Exercise: Write out all of the data without omission, exactly as shown.

Items from a dataset
++++++++

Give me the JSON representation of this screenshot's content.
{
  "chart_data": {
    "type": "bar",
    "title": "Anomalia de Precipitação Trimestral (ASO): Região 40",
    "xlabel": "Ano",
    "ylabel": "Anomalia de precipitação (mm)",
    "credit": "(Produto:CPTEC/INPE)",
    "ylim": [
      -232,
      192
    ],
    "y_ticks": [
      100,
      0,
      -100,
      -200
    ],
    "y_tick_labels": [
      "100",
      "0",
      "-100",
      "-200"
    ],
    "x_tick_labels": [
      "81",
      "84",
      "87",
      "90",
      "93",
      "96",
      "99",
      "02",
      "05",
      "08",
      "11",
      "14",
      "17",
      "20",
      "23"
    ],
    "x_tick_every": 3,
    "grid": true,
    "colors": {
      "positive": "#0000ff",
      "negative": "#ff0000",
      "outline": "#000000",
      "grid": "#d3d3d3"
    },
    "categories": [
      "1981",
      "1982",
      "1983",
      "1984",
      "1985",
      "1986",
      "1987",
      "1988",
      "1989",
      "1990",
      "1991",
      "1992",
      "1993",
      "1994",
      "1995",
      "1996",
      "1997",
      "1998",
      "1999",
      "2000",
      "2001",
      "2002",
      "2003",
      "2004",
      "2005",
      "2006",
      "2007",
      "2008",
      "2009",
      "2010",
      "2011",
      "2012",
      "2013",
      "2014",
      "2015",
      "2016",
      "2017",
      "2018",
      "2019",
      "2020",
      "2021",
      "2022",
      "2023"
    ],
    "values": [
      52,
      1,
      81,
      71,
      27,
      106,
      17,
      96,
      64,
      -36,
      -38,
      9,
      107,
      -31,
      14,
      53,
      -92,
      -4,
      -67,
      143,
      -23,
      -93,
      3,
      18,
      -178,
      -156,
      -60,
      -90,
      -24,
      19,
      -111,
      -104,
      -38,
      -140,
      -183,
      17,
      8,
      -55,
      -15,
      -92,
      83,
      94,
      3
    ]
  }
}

++++++++

The output:
Give me the JSON representation of this screenshot's content.
{
  "chart_data": {
    "type": "bar",
    "title": "Anomalia de Precipitação Trimestral (ASO): Região 40",
    "xlabel": "Ano",
    "ylabel": "Anomalia de precipitação (mm)",
    "credit": "(Produto:CPTEC/INPE)",
    "ylim": [
      -232,
      192
    ],
    "y_ticks": [
      100,
      0,
      -100,
      -200
    ],
    "y_tick_labels": [
      "100",
      "0",
      "-100",
      "-200"
    ],
    "x_tick_labels": [
      "81",
      "84",
      "87",
      "90",
      "93",
      "96",
      "99",
      "02",
      "05",
      "08",
      "11",
      "14",
      "17",
      "20",
      "23"
    ],
    "x_tick_every": 3,
    "grid": true,
    "colors": {
      "positive": "#0000ff",
      "negative": "#ff0000",
      "outline": "#000000",
      "grid": "#d3d3d3"
    },
    "categories": [
      "1981",
      "1982",
      "1983",
      "1984",
      "1985",
      "1986",
      "1987",
      "1988",
      "1989",
      "1990",
      "1991",
      "1992",
      "1993",
      "1994",
      "1995",
      "1996",
      "1997",
      "1998",
      "1999",
      "2000",
      "2001",
      "2002",
      "2003",
      "2004",
      "2005",
      "2006",
      "2007",
      "2008",
      "2009",
      "2010",
      "2011",
      "2012",
      "2013",
      "2014",
      "2015",
      "2016",
      "2017",
      "2018",
      "2019",
      "2020",
      "2021",
      "2022",
      "2023"
    ],
    "values": [
      52,
      1,
      81,
      71,
      27,
      106,
      17,
      96,
      64,
      -36,
      -38,
      9,
      107,
      -31,
      14,
      53,
      -92,
      -4,
      -67,
      143,
      -23,
      -93,
      3,
      18,
      -178,
      -156,
      -60,
      -90,
      -24,
      19,
      -111,
      -104,
      -38,
      -140,
      -183,
      17,
      8,
      -55,
      -15,
      -92,
      83,
      94,
      3
    ]
  }
}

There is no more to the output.